Reproduce the entries below in full, word for word.

>>>>>

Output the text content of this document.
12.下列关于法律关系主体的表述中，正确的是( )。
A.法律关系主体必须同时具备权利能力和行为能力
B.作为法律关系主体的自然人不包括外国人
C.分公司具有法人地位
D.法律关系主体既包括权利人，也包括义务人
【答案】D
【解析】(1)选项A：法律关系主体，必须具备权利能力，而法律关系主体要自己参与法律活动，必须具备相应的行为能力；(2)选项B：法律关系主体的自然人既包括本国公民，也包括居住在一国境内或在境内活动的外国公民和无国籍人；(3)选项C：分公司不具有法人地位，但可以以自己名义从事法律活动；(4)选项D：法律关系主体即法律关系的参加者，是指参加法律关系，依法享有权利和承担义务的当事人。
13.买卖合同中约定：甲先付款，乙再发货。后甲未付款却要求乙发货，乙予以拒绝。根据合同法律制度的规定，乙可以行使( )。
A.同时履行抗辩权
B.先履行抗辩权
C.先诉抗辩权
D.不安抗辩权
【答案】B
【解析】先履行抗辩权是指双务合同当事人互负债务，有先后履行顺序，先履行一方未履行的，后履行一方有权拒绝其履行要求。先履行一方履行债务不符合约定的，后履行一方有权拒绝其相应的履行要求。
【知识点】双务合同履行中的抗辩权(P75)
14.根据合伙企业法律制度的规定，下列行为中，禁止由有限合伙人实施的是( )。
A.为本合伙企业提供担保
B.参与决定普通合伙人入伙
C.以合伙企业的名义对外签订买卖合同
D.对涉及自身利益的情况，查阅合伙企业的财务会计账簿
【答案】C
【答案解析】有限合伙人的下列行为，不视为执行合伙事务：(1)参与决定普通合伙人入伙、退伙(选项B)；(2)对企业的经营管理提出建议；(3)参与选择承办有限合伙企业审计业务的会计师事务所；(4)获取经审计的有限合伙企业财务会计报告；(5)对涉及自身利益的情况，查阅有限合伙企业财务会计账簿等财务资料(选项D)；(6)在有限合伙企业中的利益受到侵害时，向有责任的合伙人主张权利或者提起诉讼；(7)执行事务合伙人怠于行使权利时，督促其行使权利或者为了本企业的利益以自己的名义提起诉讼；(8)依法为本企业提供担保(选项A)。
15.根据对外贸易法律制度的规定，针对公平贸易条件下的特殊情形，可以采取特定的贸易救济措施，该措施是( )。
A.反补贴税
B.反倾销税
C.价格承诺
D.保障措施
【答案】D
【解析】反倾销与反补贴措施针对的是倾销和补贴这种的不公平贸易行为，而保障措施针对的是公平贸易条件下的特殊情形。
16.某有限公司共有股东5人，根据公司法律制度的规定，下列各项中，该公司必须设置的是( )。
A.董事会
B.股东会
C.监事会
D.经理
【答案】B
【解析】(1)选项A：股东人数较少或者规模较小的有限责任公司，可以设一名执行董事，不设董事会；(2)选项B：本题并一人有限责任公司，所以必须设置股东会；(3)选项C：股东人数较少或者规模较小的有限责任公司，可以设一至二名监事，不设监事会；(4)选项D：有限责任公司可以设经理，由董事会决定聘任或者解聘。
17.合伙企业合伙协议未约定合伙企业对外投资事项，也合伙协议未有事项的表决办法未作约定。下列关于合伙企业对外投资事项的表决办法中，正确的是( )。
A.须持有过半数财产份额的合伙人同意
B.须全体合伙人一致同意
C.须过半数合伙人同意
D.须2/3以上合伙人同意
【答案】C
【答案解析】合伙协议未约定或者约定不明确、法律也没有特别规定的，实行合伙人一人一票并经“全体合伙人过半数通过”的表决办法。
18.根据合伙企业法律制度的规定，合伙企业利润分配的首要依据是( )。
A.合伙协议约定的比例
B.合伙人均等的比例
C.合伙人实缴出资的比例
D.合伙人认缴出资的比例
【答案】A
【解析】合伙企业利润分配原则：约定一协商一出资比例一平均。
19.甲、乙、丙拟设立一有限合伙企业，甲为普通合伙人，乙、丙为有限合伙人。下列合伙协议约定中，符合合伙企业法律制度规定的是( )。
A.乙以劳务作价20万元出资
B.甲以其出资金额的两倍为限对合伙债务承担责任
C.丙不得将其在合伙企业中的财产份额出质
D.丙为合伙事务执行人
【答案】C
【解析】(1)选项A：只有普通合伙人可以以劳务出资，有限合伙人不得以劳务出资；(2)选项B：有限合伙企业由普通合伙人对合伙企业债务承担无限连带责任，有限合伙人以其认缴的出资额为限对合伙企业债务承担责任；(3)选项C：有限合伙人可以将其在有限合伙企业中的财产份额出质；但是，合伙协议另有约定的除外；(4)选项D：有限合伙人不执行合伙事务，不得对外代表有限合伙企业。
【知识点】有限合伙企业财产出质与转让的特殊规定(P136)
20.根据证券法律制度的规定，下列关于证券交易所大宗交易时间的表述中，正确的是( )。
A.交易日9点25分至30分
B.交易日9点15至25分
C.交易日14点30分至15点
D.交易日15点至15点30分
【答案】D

<<<<<

### Solution to the exercise
Output the text content of this document.
12.下列关于法律关系主体的表述中，正确的是( )。
A.法律关系主体必须同时具备权利能力和行为能力
B.作为法律关系主体的自然人不包括外国人
C.分公司具有法人地位
D.法律关系主体既包括权利人，也包括义务人
【答案】D
【解析】(1)选项A：法律关系主体，必须具备权利能力，而法律关系主体要自己参与法律活动，必须具备相应的行为能力；(2)选项B：法律关系主体的自然人既包括本国公民，也包括居住在一国境内或在境内活动的外国公民和无国籍人；(3)选项C：分公司不具有法人地位，但可以以自己名义从事法律活动；(4)选项D：法律关系主体即法律关系的参加者，是指参加法律关系，依法享有权利和承担义务的当事人。
13.买卖合同中约定：甲先付款，乙再发货。后甲未付款却要求乙发货，乙予以拒绝。根据合同法律制度的规定，乙可以行使( )。
A.同时履行抗辩权
B.先履行抗辩权
C.先诉抗辩权
D.不安抗辩权
【答案】B
【解析】先履行抗辩权是指双务合同当事人互负债务，有先后履行顺序，先履行一方未履行的，后履行一方有权拒绝其履行要求。先履行一方履行债务不符合约定的，后履行一方有权拒绝其相应的履行要求。
【知识点】双务合同履行中的抗辩权(P75)
14.根据合伙企业法律制度的规定，下列行为中，禁止由有限合伙人实施的是( )。
A.为本合伙企业提供担保
B.参与决定普通合伙人入伙
C.以合伙企业的名义对外签订买卖合同
D.对涉及自身利益的情况，查阅合伙企业的财务会计账簿
【答案】C
【答案解析】有限合伙人的下列行为，不视为执行合伙事务：(1)参与决定普通合伙人入伙、退伙(选项B)；(2)对企业的经营管理提出建议；(3)参与选择承办有限合伙企业审计业务的会计师事务所；(4)获取经审计的有限合伙企业财务会计报告；(5)对涉及自身利益的情况，查阅有限合伙企业财务会计账簿等财务资料(选项D)；(6)在有限合伙企业中的利益受到侵害时，向有责任的合伙人主张权利或者提起诉讼；(7)执行事务合伙人怠于行使权利时，督促其行使权利或者为了本企业的利益以自己的名义提起诉讼；(8)依法为本企业提供担保(选项A)。
15.根据对外贸易法律制度的规定，针对公平贸易条件下的特殊情形，可以采取特定的贸易救济措施，该措施是( )。
A.反补贴税
B.反倾销税
C.价格承诺
D.保障措施
【答案】D
【解析】反倾销与反补贴措施针对的是倾销和补贴这种的不公平贸易行为，而保障措施针对的是公平贸易条件下的特殊情形。
16.某有限公司共有股东5人，根据公司法律制度的规定，下列各项中，该公司必须设置的是( )。
A.董事会
B.股东会
C.监事会
D.经理
【答案】B
【解析】(1)选项A：股东人数较少或者规模较小的有限责任公司，可以设一名执行董事，不设董事会；(2)选项B：本题并一人有限责任公司，所以必须设置股东会；(3)选项C：股东人数较少或者规模较小的有限责任公司，可以设一至二名监事，不设监事会；(4)选项D：有限责任公司可以设经理，由董事会决定聘任或者解聘。
17.合伙企业合伙协议未约定合伙企业对外投资事项，也合伙协议未有事项的表决办法未作约定。下列关于合伙企业对外投资事项的表决办法中，正确的是( )。
A.须持有过半数财产份额的合伙人同意
B.须全体合伙人一致同意
C.须过半数合伙人同意
D.须2/3以上合伙人同意
【答案】C
【答案解析】合伙协议未约定或者约定不明确、法律也没有特别规定的，实行合伙人一人一票并经“全体合伙人过半数通过”的表决办法。
18.根据合伙企业法律制度的规定，合伙企业利润分配的首要依据是( )。
A.合伙协议约定的比例
B.合伙人均等的比例
C.合伙人实缴出资的比例
D.合伙人认缴出资的比例
【答案】A
【解析】合伙企业利润分配原则：约定一协商一出资比例一平均。
19.甲、乙、丙拟设立一有限合伙企业，甲为普通合伙人，乙、丙为有限合伙人。下列合伙协议约定中，符合合伙企业法律制度规定的是( )。
A.乙以劳务作价20万元出资
B.甲以其出资金额的两倍为限对合伙债务承担责任
C.丙不得将其在合伙企业中的财产份额出质
D.丙为合伙事务执行人
【答案】C
【解析】(1)选项A：只有普通合伙人可以以劳务出资，有限合伙人不得以劳务出资；(2)选项B：有限合伙企业由普通合伙人对合伙企业债务承担无限连带责任，有限合伙人以其认缴的出资额为限对合伙企业债务承担责任；(3)选项C：有限合伙人可以将其在有限合伙企业中的财产份额出质；但是，合伙协议另有约定的除外；(4)选项D：有限合伙人不执行合伙事务，不得对外代表有限合伙企业。
【知识点】有限合伙企业财产出质与转让的特殊规定(P136)
20.根据证券法律制度的规定，下列关于证券交易所大宗交易时间的表述中，正确的是( )。
A.交易日9点25分至30分
B.交易日9点15至25分
C.交易日14点30分至15点
D.交易日15点至15点30分
【答案】D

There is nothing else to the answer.